■ Task statement:
Could you print all the entries exactly?

## Start Dataset records

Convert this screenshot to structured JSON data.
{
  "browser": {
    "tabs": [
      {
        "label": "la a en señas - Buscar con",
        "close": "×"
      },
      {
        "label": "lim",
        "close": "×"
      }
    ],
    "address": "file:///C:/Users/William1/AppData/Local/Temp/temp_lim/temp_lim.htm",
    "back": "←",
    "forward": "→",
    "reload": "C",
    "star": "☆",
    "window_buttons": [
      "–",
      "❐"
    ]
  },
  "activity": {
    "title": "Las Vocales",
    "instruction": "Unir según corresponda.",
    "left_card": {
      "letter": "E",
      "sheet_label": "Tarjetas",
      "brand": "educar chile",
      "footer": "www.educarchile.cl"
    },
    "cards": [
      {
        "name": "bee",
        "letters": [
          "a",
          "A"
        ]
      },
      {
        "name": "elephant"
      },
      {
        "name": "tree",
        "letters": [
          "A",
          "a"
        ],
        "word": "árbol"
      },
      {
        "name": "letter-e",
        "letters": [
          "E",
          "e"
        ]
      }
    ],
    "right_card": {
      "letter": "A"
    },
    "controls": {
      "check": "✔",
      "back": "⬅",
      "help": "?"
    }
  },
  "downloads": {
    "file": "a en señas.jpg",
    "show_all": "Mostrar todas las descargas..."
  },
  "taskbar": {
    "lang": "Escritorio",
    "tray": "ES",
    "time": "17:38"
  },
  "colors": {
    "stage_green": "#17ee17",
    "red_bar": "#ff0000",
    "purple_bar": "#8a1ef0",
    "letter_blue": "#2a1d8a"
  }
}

## End Dataset records

■ Task response:
Convert this screenshot to structured JSON data.
{
  "browser": {
    "tabs": [
      {
        "label": "la a en señas - Buscar con",
        "close": "×"
      },
      {
        "label": "lim",
        "close": "×"
      }
    ],
    "address": "file:///C:/Users/William1/AppData/Local/Temp/temp_lim/temp_lim.htm",
    "back": "←",
    "forward": "→",
    "reload": "C",
    "star": "☆",
    "window_buttons": [
      "–",
      "❐"
    ]
  },
  "activity": {
    "title": "Las Vocales",
    "instruction": "Unir según corresponda.",
    "left_card": {
      "letter": "E",
      "sheet_label": "Tarjetas",
      "brand": "educar chile",
      "footer": "www.educarchile.cl"
    },
    "cards": [
      {
        "name": "bee",
        "letters": [
          "a",
          "A"
        ]
      },
      {
        "name": "elephant"
      },
      {
        "name": "tree",
        "letters": [
          "A",
          "a"
        ],
        "word": "árbol"
      },
      {
        "name": "letter-e",
        "letters": [
          "E",
          "e"
        ]
      }
    ],
    "right_card": {
      "letter": "A"
    },
    "controls": {
      "check": "✔",
      "back": "⬅",
      "help": "?"
    }
  },
  "downloads": {
    "file": "a en señas.jpg",
    "show_all": "Mostrar todas las descargas..."
  },
  "taskbar": {
    "lang": "Escritorio",
    "tray": "ES",
    "time": "17:38"
  },
  "colors": {
    "stage_green": "#17ee17",
    "red_bar": "#ff0000",
    "purple_bar": "#8a1ef0",
    "letter_blue": "#2a1d8a"
  }
}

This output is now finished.